Repeat everything in the material exactly.

━━━━━ Material shown

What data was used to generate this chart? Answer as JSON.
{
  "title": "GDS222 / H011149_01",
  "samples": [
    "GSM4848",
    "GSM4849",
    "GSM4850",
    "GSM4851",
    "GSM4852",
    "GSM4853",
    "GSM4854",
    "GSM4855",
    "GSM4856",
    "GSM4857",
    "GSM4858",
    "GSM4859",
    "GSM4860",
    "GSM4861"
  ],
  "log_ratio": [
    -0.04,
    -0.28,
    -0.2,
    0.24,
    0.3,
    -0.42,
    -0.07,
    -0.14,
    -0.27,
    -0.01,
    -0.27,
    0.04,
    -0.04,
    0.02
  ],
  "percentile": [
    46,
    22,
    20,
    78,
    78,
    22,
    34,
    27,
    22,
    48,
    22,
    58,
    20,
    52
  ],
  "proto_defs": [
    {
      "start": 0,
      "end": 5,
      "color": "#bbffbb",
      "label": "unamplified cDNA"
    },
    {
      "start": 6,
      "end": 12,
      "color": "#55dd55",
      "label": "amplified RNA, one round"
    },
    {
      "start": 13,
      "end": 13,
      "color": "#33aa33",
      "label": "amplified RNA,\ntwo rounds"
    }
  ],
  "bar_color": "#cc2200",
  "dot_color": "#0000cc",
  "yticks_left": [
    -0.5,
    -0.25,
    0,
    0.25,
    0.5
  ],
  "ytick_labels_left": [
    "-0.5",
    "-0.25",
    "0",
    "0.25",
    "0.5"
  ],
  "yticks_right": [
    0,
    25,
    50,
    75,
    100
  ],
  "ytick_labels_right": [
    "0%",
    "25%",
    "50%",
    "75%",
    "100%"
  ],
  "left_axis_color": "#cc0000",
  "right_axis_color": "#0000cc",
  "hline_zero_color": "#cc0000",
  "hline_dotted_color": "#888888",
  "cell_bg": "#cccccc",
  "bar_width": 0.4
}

━━━━━━━━━━

> **Expected answer**
What data was used to generate this chart? Answer as JSON.
{
  "title": "GDS222 / H011149_01",
  "samples": [
    "GSM4848",
    "GSM4849",
    "GSM4850",
    "GSM4851",
    "GSM4852",
    "GSM4853",
    "GSM4854",
    "GSM4855",
    "GSM4856",
    "GSM4857",
    "GSM4858",
    "GSM4859",
    "GSM4860",
    "GSM4861"
  ],
  "log_ratio": [
    -0.04,
    -0.28,
    -0.2,
    0.24,
    0.3,
    -0.42,
    -0.07,
    -0.14,
    -0.27,
    -0.01,
    -0.27,
    0.04,
    -0.04,
    0.02
  ],
  "percentile": [
    46,
    22,
    20,
    78,
    78,
    22,
    34,
    27,
    22,
    48,
    22,
    58,
    20,
    52
  ],
  "proto_defs": [
    {
      "start": 0,
      "end": 5,
      "color": "#bbffbb",
      "label": "unamplified cDNA"
    },
    {
      "start": 6,
      "end": 12,
      "color": "#55dd55",
      "label": "amplified RNA, one round"
    },
    {
      "start": 13,
      "end": 13,
      "color": "#33aa33",
      "label": "amplified RNA,\ntwo rounds"
    }
  ],
  "bar_color": "#cc2200",
  "dot_color": "#0000cc",
  "yticks_left": [
    -0.5,
    -0.25,
    0,
    0.25,
    0.5
  ],
  "ytick_labels_left": [
    "-0.5",
    "-0.25",
    "0",
    "0.25",
    "0.5"
  ],
  "yticks_right": [
    0,
    25,
    50,
    75,
    100
  ],
  "ytick_labels_right": [
    "0%",
    "25%",
    "50%",
    "75%",
    "100%"
  ],
  "left_axis_color": "#cc0000",
  "right_axis_color": "#0000cc",
  "hline_zero_color": "#cc0000",
  "hline_dotted_color": "#888888",
  "cell_bg": "#cccccc",
  "bar_width": 0.4
}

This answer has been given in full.